*YOUR OBJECTIVE*
Everything in the data should be repeated exactly, save for the images.

*DATASET ENTRIES*
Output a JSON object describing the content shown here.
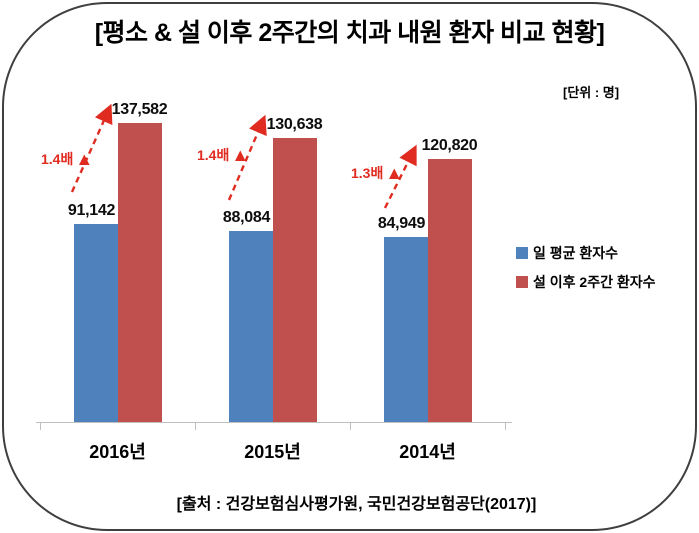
{
  "title": "[평소 & 설 이후 2주간의 치과 내원 환자 비교 현황]",
  "unit_label": "[단위 : 명]",
  "source": "[출처 : 건강보험심사평가원, 국민건강보험공단(2017)]",
  "colors": {
    "series_blue": "#4F81BD",
    "series_red": "#C0504D",
    "annotation_red": "#E02B20",
    "axis_gray": "#BFBFBF",
    "frame_border": "#3F3F3F"
  },
  "legend": {
    "items": [
      {
        "label": "일 평균 환자수",
        "color": "#4F81BD"
      },
      {
        "label": "설 이후 2주간 환자수",
        "color": "#C0504D"
      }
    ]
  },
  "chart_data": {
    "type": "bar",
    "title": "[평소 & 설 이후 2주간의 치과 내원 환자 비교 현황]",
    "unit": "명",
    "categories": [
      "2016년",
      "2015년",
      "2014년"
    ],
    "series": [
      {
        "name": "일 평균 환자수",
        "color": "#4F81BD",
        "values": [
          91142,
          88084,
          84949
        ],
        "labels": [
          "91,142",
          "88,084",
          "84,949"
        ]
      },
      {
        "name": "설 이후 2주간 환자수",
        "color": "#C0504D",
        "values": [
          137582,
          130638,
          120820
        ],
        "labels": [
          "137,582",
          "130,638",
          "120,820"
        ]
      }
    ],
    "annotations": [
      {
        "label": "1.4배",
        "marker": "▲"
      },
      {
        "label": "1.4배",
        "marker": "▲"
      },
      {
        "label": "1.3배",
        "marker": "▲"
      }
    ],
    "ylim": [
      0,
      143000
    ],
    "grid": false,
    "y_axis_visible": false,
    "legend_position": "right"
  }
}
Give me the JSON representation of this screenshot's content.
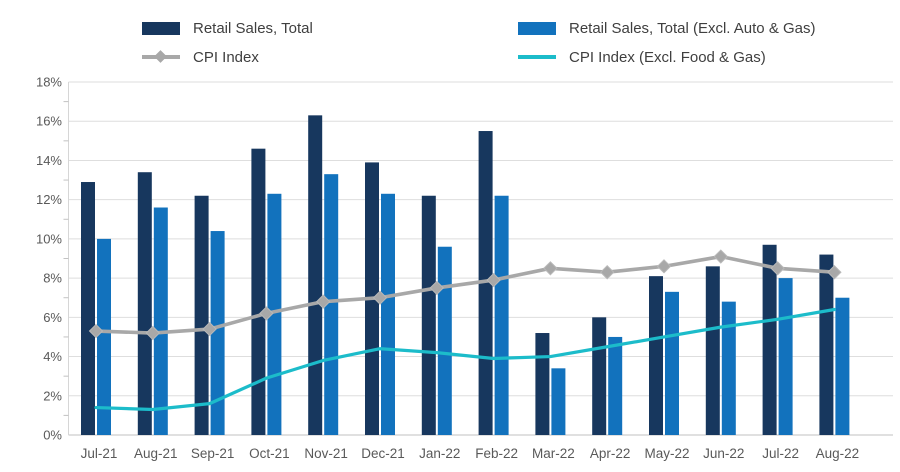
{
  "chart_data": {
    "type": "bar",
    "title": "",
    "xlabel": "",
    "ylabel": "",
    "ylim": [
      0,
      18
    ],
    "ytick_step": 2,
    "yticks": [
      "0%",
      "2%",
      "4%",
      "6%",
      "8%",
      "10%",
      "12%",
      "14%",
      "16%",
      "18%"
    ],
    "grid": true,
    "legend_position": "top",
    "categories": [
      "Jul-21",
      "Aug-21",
      "Sep-21",
      "Oct-21",
      "Nov-21",
      "Dec-21",
      "Jan-22",
      "Feb-22",
      "Mar-22",
      "Apr-22",
      "May-22",
      "Jun-22",
      "Jul-22",
      "Aug-22"
    ],
    "series": [
      {
        "name": "Retail Sales, Total",
        "kind": "bar",
        "color": "#17375e",
        "values": [
          12.9,
          13.4,
          12.2,
          14.6,
          16.3,
          13.9,
          12.2,
          15.5,
          5.2,
          6.0,
          8.1,
          8.6,
          9.7,
          9.2
        ]
      },
      {
        "name": "Retail Sales, Total (Excl. Auto & Gas)",
        "kind": "bar",
        "color": "#1272bd",
        "values": [
          10.0,
          11.6,
          10.4,
          12.3,
          13.3,
          12.3,
          9.6,
          12.2,
          3.4,
          5.0,
          7.3,
          6.8,
          8.0,
          7.0
        ]
      },
      {
        "name": "CPI Index",
        "kind": "line",
        "marker": "diamond",
        "color": "#a8a8a8",
        "values": [
          5.3,
          5.2,
          5.4,
          6.2,
          6.8,
          7.0,
          7.5,
          7.9,
          8.5,
          8.3,
          8.6,
          9.1,
          8.5,
          8.3
        ]
      },
      {
        "name": "CPI Index (Excl. Food & Gas)",
        "kind": "line",
        "marker": "none",
        "color": "#1cbcca",
        "values": [
          1.4,
          1.3,
          1.6,
          2.9,
          3.8,
          4.4,
          4.2,
          3.9,
          4.0,
          4.5,
          5.0,
          5.5,
          5.9,
          6.4
        ]
      }
    ],
    "colors": {
      "grid_line": "#dedede",
      "baseline": "#c2c2c2",
      "axis_line": "#d6d6d6",
      "tick_mark": "#c2c2c2",
      "axis_text": "#595959",
      "legend_text": "#3f3f3f",
      "background": "#ffffff"
    }
  }
}
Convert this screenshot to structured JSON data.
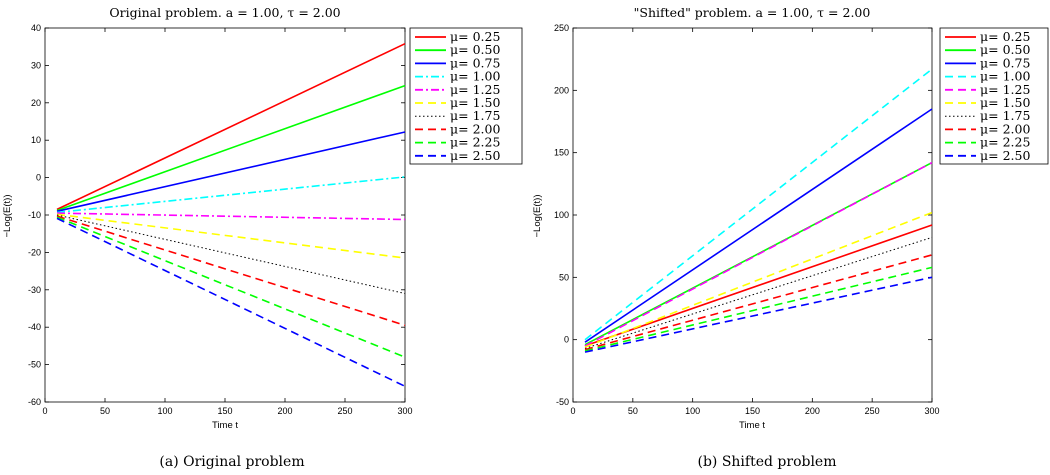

*REPLY TO THE EXERCISE*
Output a JSON object describing the content shown here.
{
  "title": "[평소 & 설 이후 2주간의 치과 내원 환자 비교 현황]",
  "unit_label": "[단위 : 명]",
  "source": "[출처 : 건강보험심사평가원, 국민건강보험공단(2017)]",
  "colors": {
    "series_blue": "#4F81BD",
    "series_red": "#C0504D",
    "annotation_red": "#E02B20",
    "axis_gray": "#BFBFBF",
    "frame_border": "#3F3F3F"
  },
  "legend": {
    "items": [
      {
        "label": "일 평균 환자수",
        "color": "#4F81BD"
      },
      {
        "label": "설 이후 2주간 환자수",
        "color": "#C0504D"
      }
    ]
  },
  "chart_data": {
    "type": "bar",
    "title": "[평소 & 설 이후 2주간의 치과 내원 환자 비교 현황]",
    "unit": "명",
    "categories": [
      "2016년",
      "2015년",
      "2014년"
    ],
    "series": [
      {
        "name": "일 평균 환자수",
        "color": "#4F81BD",
        "values": [
          91142,
          88084,
          84949
        ],
        "labels": [
          "91,142",
          "88,084",
          "84,949"
        ]
      },
      {
        "name": "설 이후 2주간 환자수",
        "color": "#C0504D",
        "values": [
          137582,
          130638,
          120820
        ],
        "labels": [
          "137,582",
          "130,638",
          "120,820"
        ]
      }
    ],
    "annotations": [
      {
        "label": "1.4배",
        "marker": "▲"
      },
      {
        "label": "1.4배",
        "marker": "▲"
      },
      {
        "label": "1.3배",
        "marker": "▲"
      }
    ],
    "ylim": [
      0,
      143000
    ],
    "grid": false,
    "y_axis_visible": false,
    "legend_position": "right"
  }
}
Give me the JSON representation of this screenshot's content.
{
  "chart_data": {
    "type": "bar",
    "title": "",
    "xlabel": "",
    "ylabel": "",
    "ylim": [
      0,
      18
    ],
    "ytick_step": 2,
    "yticks": [
      "0%",
      "2%",
      "4%",
      "6%",
      "8%",
      "10%",
      "12%",
      "14%",
      "16%",
      "18%"
    ],
    "grid": true,
    "legend_position": "top",
    "categories": [
      "Jul-21",
      "Aug-21",
      "Sep-21",
      "Oct-21",
      "Nov-21",
      "Dec-21",
      "Jan-22",
      "Feb-22",
      "Mar-22",
      "Apr-22",
      "May-22",
      "Jun-22",
      "Jul-22",
      "Aug-22"
    ],
    "series": [
      {
        "name": "Retail Sales, Total",
        "kind": "bar",
        "color": "#17375e",
        "values": [
          12.9,
          13.4,
          12.2,
          14.6,
          16.3,
          13.9,
          12.2,
          15.5,
          5.2,
          6.0,
          8.1,
          8.6,
          9.7,
          9.2
        ]
      },
      {
        "name": "Retail Sales, Total (Excl. Auto & Gas)",
        "kind": "bar",
        "color": "#1272bd",
        "values": [
          10.0,
          11.6,
          10.4,
          12.3,
          13.3,
          12.3,
          9.6,
          12.2,
          3.4,
          5.0,
          7.3,
          6.8,
          8.0,
          7.0
        ]
      },
      {
        "name": "CPI Index",
        "kind": "line",
        "marker": "diamond",
        "color": "#a8a8a8",
        "values": [
          5.3,
          5.2,
          5.4,
          6.2,
          6.8,
          7.0,
          7.5,
          7.9,
          8.5,
          8.3,
          8.6,
          9.1,
          8.5,
          8.3
        ]
      },
      {
        "name": "CPI Index (Excl. Food & Gas)",
        "kind": "line",
        "marker": "none",
        "color": "#1cbcca",
        "values": [
          1.4,
          1.3,
          1.6,
          2.9,
          3.8,
          4.4,
          4.2,
          3.9,
          4.0,
          4.5,
          5.0,
          5.5,
          5.9,
          6.4
        ]
      }
    ],
    "colors": {
      "grid_line": "#dedede",
      "baseline": "#c2c2c2",
      "axis_line": "#d6d6d6",
      "tick_mark": "#c2c2c2",
      "axis_text": "#595959",
      "legend_text": "#3f3f3f",
      "background": "#ffffff"
    }
  }
}
Convert this screenshot to structured JSON data.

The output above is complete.